What you have to do -> Rewrite the records from the first line through the line containing "105, 81, 129]", replacing every occurrence of "Usual member present" with "Usual resident present" and leaving everything else unchanged. Output only those lines.

══════════

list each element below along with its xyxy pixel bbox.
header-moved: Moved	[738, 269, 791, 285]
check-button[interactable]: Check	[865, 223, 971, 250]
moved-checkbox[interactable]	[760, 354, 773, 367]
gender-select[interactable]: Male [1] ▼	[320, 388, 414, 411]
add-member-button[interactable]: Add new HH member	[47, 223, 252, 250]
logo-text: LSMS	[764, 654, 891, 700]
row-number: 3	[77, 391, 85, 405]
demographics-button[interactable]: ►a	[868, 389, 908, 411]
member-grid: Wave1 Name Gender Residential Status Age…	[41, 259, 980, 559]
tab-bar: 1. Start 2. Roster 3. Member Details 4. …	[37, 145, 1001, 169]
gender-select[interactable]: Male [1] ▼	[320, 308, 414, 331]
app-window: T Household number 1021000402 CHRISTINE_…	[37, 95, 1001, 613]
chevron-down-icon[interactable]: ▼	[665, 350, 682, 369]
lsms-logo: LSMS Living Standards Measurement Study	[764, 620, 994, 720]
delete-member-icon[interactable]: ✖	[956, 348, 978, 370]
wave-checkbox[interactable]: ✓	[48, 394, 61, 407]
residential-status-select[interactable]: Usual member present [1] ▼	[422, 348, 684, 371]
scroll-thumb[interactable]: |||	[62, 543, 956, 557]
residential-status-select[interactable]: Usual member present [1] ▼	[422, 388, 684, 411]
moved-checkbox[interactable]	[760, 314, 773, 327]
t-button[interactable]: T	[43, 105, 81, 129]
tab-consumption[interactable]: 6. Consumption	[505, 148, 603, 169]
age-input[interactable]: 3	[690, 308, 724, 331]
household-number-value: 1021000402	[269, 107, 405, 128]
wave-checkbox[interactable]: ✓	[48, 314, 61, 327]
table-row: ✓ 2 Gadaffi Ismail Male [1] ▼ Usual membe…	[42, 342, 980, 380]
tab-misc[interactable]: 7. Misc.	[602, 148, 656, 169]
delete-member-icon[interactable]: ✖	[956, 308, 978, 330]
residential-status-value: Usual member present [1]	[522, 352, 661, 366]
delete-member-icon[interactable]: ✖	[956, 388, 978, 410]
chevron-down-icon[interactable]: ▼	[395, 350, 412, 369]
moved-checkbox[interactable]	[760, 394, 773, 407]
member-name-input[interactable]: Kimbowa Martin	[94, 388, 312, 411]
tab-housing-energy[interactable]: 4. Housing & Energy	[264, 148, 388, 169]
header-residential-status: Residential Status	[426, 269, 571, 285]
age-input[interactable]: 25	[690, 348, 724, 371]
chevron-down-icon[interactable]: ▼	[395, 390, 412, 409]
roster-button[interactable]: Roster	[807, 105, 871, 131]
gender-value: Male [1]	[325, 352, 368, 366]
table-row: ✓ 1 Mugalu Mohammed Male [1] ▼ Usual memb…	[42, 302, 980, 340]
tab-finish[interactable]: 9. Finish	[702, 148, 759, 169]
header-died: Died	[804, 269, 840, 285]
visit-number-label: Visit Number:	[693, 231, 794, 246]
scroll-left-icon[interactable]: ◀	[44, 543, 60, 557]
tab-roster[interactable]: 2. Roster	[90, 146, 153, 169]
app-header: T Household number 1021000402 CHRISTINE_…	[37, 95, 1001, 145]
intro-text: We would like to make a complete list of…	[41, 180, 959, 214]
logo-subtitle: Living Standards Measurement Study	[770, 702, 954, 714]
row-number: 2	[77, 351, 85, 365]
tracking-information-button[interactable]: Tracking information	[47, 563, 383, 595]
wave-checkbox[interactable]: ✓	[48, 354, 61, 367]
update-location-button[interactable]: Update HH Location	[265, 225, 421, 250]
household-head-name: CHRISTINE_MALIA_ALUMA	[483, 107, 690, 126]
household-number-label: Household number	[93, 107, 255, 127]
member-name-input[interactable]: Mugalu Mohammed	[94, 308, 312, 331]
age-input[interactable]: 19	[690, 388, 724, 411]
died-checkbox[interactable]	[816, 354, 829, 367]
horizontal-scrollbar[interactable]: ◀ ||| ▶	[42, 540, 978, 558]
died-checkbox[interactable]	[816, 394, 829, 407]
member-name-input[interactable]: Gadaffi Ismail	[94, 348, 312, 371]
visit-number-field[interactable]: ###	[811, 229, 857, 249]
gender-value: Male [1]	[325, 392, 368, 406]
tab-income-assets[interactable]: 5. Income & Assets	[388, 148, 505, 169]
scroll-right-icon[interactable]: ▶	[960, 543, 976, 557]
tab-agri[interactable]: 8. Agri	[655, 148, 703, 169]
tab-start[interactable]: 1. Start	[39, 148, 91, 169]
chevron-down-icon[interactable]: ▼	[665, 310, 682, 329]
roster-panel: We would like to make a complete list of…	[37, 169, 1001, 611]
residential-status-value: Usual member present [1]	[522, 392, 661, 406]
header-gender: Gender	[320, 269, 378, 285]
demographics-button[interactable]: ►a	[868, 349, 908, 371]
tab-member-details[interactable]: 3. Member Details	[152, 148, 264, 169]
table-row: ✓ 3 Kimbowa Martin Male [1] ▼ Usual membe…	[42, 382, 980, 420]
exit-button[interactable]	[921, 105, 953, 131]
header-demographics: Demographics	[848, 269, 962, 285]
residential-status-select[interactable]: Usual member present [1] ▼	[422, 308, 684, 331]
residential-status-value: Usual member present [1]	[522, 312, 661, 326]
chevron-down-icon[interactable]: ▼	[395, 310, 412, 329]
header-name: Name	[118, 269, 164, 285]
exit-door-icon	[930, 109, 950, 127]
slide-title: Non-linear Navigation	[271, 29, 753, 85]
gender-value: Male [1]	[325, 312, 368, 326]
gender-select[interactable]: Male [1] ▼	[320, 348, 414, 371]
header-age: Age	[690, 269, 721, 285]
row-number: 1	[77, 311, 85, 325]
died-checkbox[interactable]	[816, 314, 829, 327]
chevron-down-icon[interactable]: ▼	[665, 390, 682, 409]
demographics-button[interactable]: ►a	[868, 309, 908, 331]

══════════

The output ->
list each element below along with its xyxy pixel bbox.
header-moved: Moved	[738, 269, 791, 285]
check-button[interactable]: Check	[865, 223, 971, 250]
moved-checkbox[interactable]	[760, 354, 773, 367]
gender-select[interactable]: Male [1] ▼	[320, 388, 414, 411]
add-member-button[interactable]: Add new HH member	[47, 223, 252, 250]
logo-text: LSMS	[764, 654, 891, 700]
row-number: 3	[77, 391, 85, 405]
demographics-button[interactable]: ►a	[868, 389, 908, 411]
member-grid: Wave1 Name Gender Residential Status Age…	[41, 259, 980, 559]
tab-bar: 1. Start 2. Roster 3. Member Details 4. …	[37, 145, 1001, 169]
gender-select[interactable]: Male [1] ▼	[320, 308, 414, 331]
app-window: T Household number 1021000402 CHRISTINE_…	[37, 95, 1001, 613]
chevron-down-icon[interactable]: ▼	[665, 350, 682, 369]
lsms-logo: LSMS Living Standards Measurement Study	[764, 620, 994, 720]
delete-member-icon[interactable]: ✖	[956, 348, 978, 370]
wave-checkbox[interactable]: ✓	[48, 394, 61, 407]
residential-status-select[interactable]: Usual resident present [1] ▼	[422, 348, 684, 371]
scroll-thumb[interactable]: |||	[62, 543, 956, 557]
residential-status-select[interactable]: Usual resident present [1] ▼	[422, 388, 684, 411]
moved-checkbox[interactable]	[760, 314, 773, 327]
t-button[interactable]: T	[43, 105, 81, 129]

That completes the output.